> The request: Identify and reproduce every line holding the string "의정활동".

Stored records:
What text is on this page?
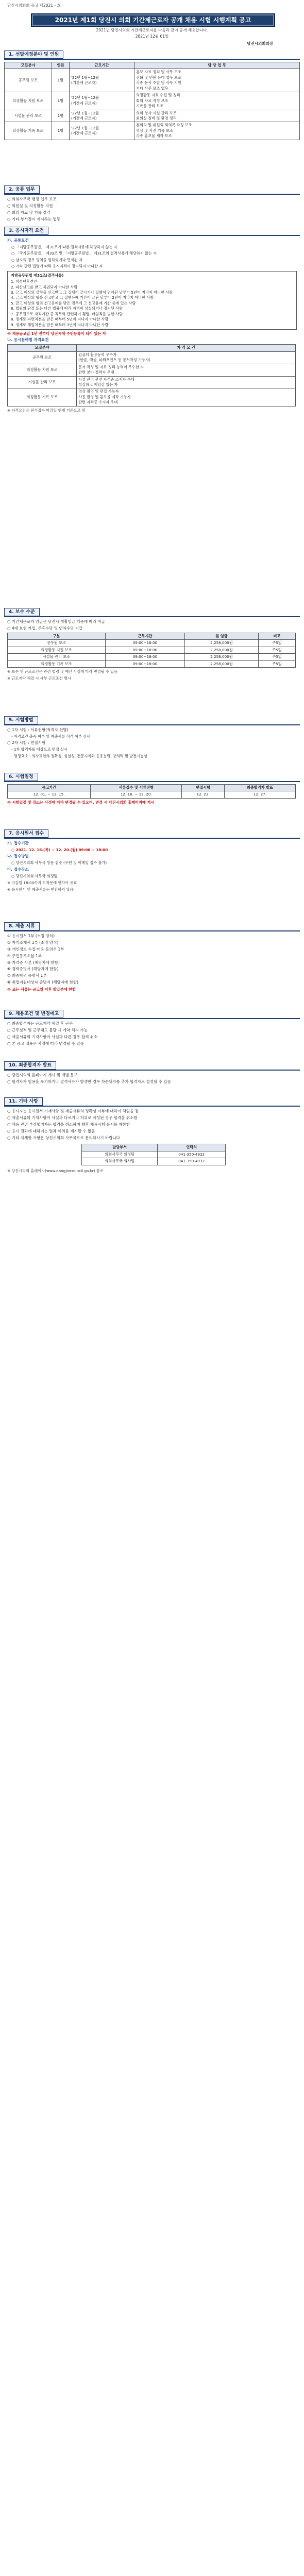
당진시의회회 공고 제2021 - 호
2021년 제1회 당진시 의회 기간제근로자 공개 채용 시험 시행계획 공고
2021년 당진시의회 기간제근로자를 다음과 같이 공개 채용합니다.
2021년 12월 01일
당진시의회의장
1. 선발예정분야 및 인원
모집분야	인원	근로기간	담 당 업 무
공무원 보조	1명	'22년 1월~12월
(기간제 근로자)	홍보 자료 정리 및 사무 보조
전화 및 민원 응대 업무 보조
각종 문서 수발 및 사무 지원
기타 사무 보조 업무
의정활동 지원 보조	1명	'22년 1월~12월
(기간제 근로자)	의정활동 자료 수집 및 정리
회의 자료 작성 보조
기록물 관리 보조
시설물 관리 보조	1명	'22년 1월~12월
(기간제 근로자)	의회 청사 시설 관리 보조
회의실 정비 및 환경 정리
의정활동 기록 보조	1명	'22년 1월~12월
(기간제 근로자)	본회의 및 위원회 회의록 작성 보조
영상 및 사진 기록 보조
각종 홍보물 제작 보조
2. 공통 업무
○ 의회사무국 행정 업무 보조
○ 의원실 및 의정활동 지원
○ 회의 자료 및 기록 정리
○ 기타 부서장이 지시하는 업무
3. 응시자격 요건
가. 공통요건
○ 「지방공무원법」 제31조에 따른 결격사유에 해당하지 않는 자
○ 「국가공무원법」 제33조 및 「지방공무원법」 제31조의 결격사유에 해당하지 않는 자
○ 남자의 경우 병역을 필하였거나 면제된 자
○ 기타 관련 법령에 따라 응시자격이 정지되지 아니한 자
지방공무원법 제31조(결격사유)
1. 피성년후견인
2. 파산선고를 받고 복권되지 아니한 사람
3. 금고 이상의 실형을 선고받고 그 집행이 끝나거나 집행이 면제된 날부터 5년이 지나지 아니한 사람
4. 금고 이상의 형을 선고받고 그 집행유예 기간이 끝난 날부터 2년이 지나지 아니한 사람
5. 금고 이상의 형의 선고유예를 받은 경우에 그 선고유예 기간 중에 있는 사람
6. 법원의 판결 또는 다른 법률에 따라 자격이 상실되거나 정지된 사람
7. 공무원으로 재직기간 중 직무와 관련하여 횡령, 배임죄를 범한 사람
8. 징계로 파면처분을 받은 때부터 5년이 지나지 아니한 사람
9. 징계로 해임처분을 받은 때부터 3년이 지나지 아니한 사람
※ 채용공고일 1년 전부터 당진시에 주민등록이 되어 있는 자
나. 응시분야별 자격요건
모집분야	자 격 요 건
공무원 보조	컴퓨터 활용능력 우수자
(한글, 엑셀, 파워포인트 등 문서작성 가능자)
의정활동 지원 보조	문서 작성 및 자료 정리 능력이 우수한 자
관련 분야 경력자 우대
시설물 관리 보조	시설 관리 관련 자격증 소지자 우대
성실하고 책임감 있는 자
의정활동 기록 보조	영상 촬영 및 편집 가능자
사진 촬영 및 홍보물 제작 가능자
관련 자격증 소지자 우대
※ 자격요건은 원서접수 마감일 현재 기준으로 함
4. 보수 수준
○ 기간제근로자 임금은 당진시 생활임금 기준에 따라 지급
○ 4대 보험 가입, 주휴수당 및 연차수당 지급
구분	근무시간	월 임금	비고
공무원 보조	09:00~18:00	2,258,000원	주5일
의정활동 지원 보조	09:00~18:00	2,258,000원	주5일
시설물 관리 보조	09:00~18:00	2,258,000원	주5일
의정활동 기록 보조	09:00~18:00	2,258,000원	주5일
※ 보수 및 근로조건은 관련 법령 및 예산 사정에 따라 변경될 수 있음
※ 근로계약 체결 시 세부 근로조건 명시
5. 시험방법
○ 1차 시험 : 서류전형(적격자 선발)
- 자격요건 충족 여부 및 제출서류 적격 여부 심사
○ 2차 시험 : 면접시험
- 1차 합격자를 대상으로 면접 실시
- 평정요소 : 의사표현의 정확성, 성실성, 전문지식과 응용능력, 창의력 및 발전가능성
6. 시험일정
공고기간	서류접수 및 서류전형	면접시험	최종합격자 발표
12. 01. ~ 12. 15.	12. 16. ~ 12. 20.	12. 23.	12. 27.
※ 시험일정 및 장소는 사정에 따라 변경될 수 있으며, 변경 시 당진시의회 홈페이지에 게시
7. 응시원서 접수
가. 접수기간
○ 2021. 12. 16.(목) ~ 12. 20.(월) 09:00 ~ 18:00
나. 접수방법
○ 당진시의회 사무국 방문 접수 (우편 및 이메일 접수 불가)
다. 접수장소
○ 당진시의회 사무국 의정팀
※ 마감일 18:00까지 도착분에 한하여 유효
※ 응시원서 및 제출서류는 반환하지 않음
8. 제출 서류
① 응시원서 1부 (소정 양식)
② 자기소개서 1부 (소정 양식)
③ 개인정보 수집·이용 동의서 1부
④ 주민등록초본 1부
⑤ 자격증 사본 (해당자에 한함)
⑥ 경력증명서 (해당자에 한함)
⑦ 최종학력 증명서 1부
⑧ 취업지원대상자 증명서 (해당자에 한함)
※ 모든 서류는 공고일 이후 발급분에 한함
9. 채용조건 및 변경예고
○ 최종합격자는 근로계약 체결 후 근무
○ 근무실적 및 근무태도 불량 시 계약 해지 가능
○ 제출서류의 기재사항이 사실과 다른 경우 합격 취소
○ 본 공고 내용은 사정에 따라 변경될 수 있음
10. 최종합격자 발표
○ 당진시의회 홈페이지 게시 및 개별 통보
○ 합격자가 임용을 포기하거나 결격사유가 발생한 경우 차순위자를 추가 합격자로 결정할 수 있음
11. 기타 사항
○ 응시자는 응시원서 기재사항 및 제출서류의 정확성 여부에 대하여 책임을 짐
○ 제출서류의 기재사항이 사실과 다르거나 허위로 작성된 경우 합격을 취소함
○ 채용 관련 부정행위자는 합격을 취소하며 향후 채용시험 응시를 제한함
○ 응시 결과에 대하여는 일체 이의를 제기할 수 없음
○ 기타 자세한 사항은 당진시의회 사무국으로 문의하시기 바랍니다
담당부서	연락처
의회사무국 의정팀	041-350-4922
의회사무국 의사팀	041-350-4932
※ 당진시의회 홈페이지(www.dangjincouncil.go.kr) 참조
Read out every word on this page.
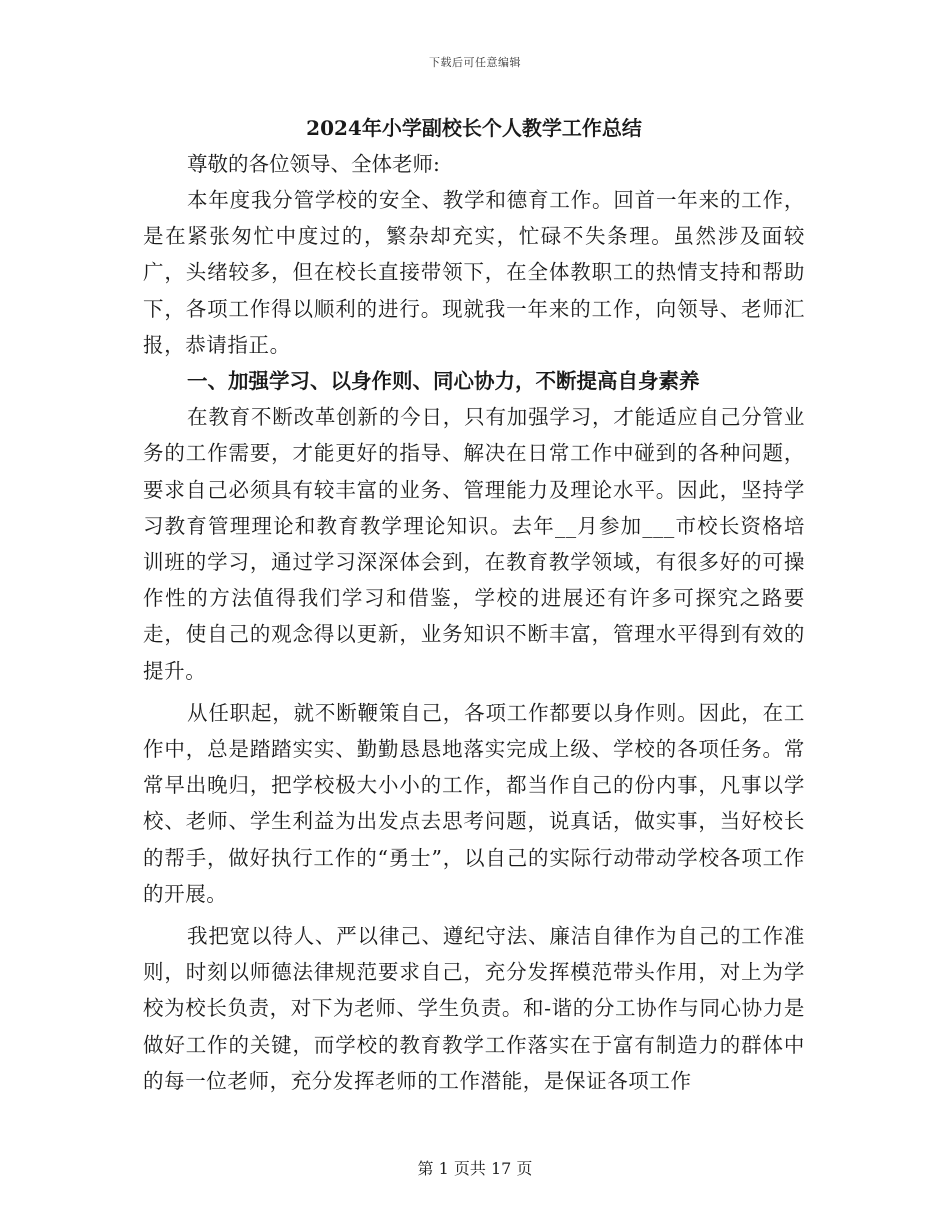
下载后可任意编辑
2024年小学副校长个人教学工作总结

尊敬的各位领导、全体老师:

本年度我分管学校的安全、教学和德育工作。回首一年来的工作，是在紧张匆忙中度过的，繁杂却充实，忙碌不失条理。虽然涉及面较广，头绪较多，但在校长直接带领下，在全体教职工的热情支持和帮助下，各项工作得以顺利的进行。现就我一年来的工作，向领导、老师汇报，恭请指正。

一、加强学习、以身作则、同心协力，不断提高自身素养

在教育不断改革创新的今日，只有加强学习，才能适应自己分管业务的工作需要，才能更好的指导、解决在日常工作中碰到的各种问题，要求自己必须具有较丰富的业务、管理能力及理论水平。因此，坚持学习教育管理理论和教育教学理论知识。去年__月参加___市校长资格培训班的学习，通过学习深深体会到，在教育教学领域，有很多好的可操作性的方法值得我们学习和借鉴，学校的进展还有许多可探究之路要走，使自己的观念得以更新，业务知识不断丰富，管理水平得到有效的提升。

从任职起，就不断鞭策自己，各项工作都要以身作则。因此，在工作中，总是踏踏实实、勤勤恳恳地落实完成上级、学校的各项任务。常常早出晚归，把学校极大小小的工作，都当作自己的份内事，凡事以学校、老师、学生利益为出发点去思考问题，说真话，做实事，当好校长的帮手，做好执行工作的“勇士”，以自己的实际行动带动学校各项工作的开展。

我把宽以待人、严以律己、遵纪守法、廉洁自律作为自己的工作准则，时刻以师德法律规范要求自己，充分发挥模范带头作用，对上为学校为校长负责，对下为老师、学生负责。和-谐的分工协作与同心协力是做好工作的关键，而学校的教育教学工作落实在于富有制造力的群体中的每一位老师，充分发挥老师的工作潜能，是保证各项工作

第 1 页共 17 页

> Finished exercise:
의정활동 지원 보조	1명	'22년 1월~12월
(기간제 근로자)	의정활동 자료 수집 및 정리
의정활동 기록 보조	1명	'22년 1월~12월
○ 의원실 및 의정활동 지원
의정활동 지원 보조	문서 작성 및 자료 정리 능력이 우수한 자
의정활동 기록 보조	영상 촬영 및 편집 가능자
의정활동 지원 보조	09:00~18:00	2,258,000원	주5일
의정활동 기록 보조	09:00~18:00	2,258,000원	주5일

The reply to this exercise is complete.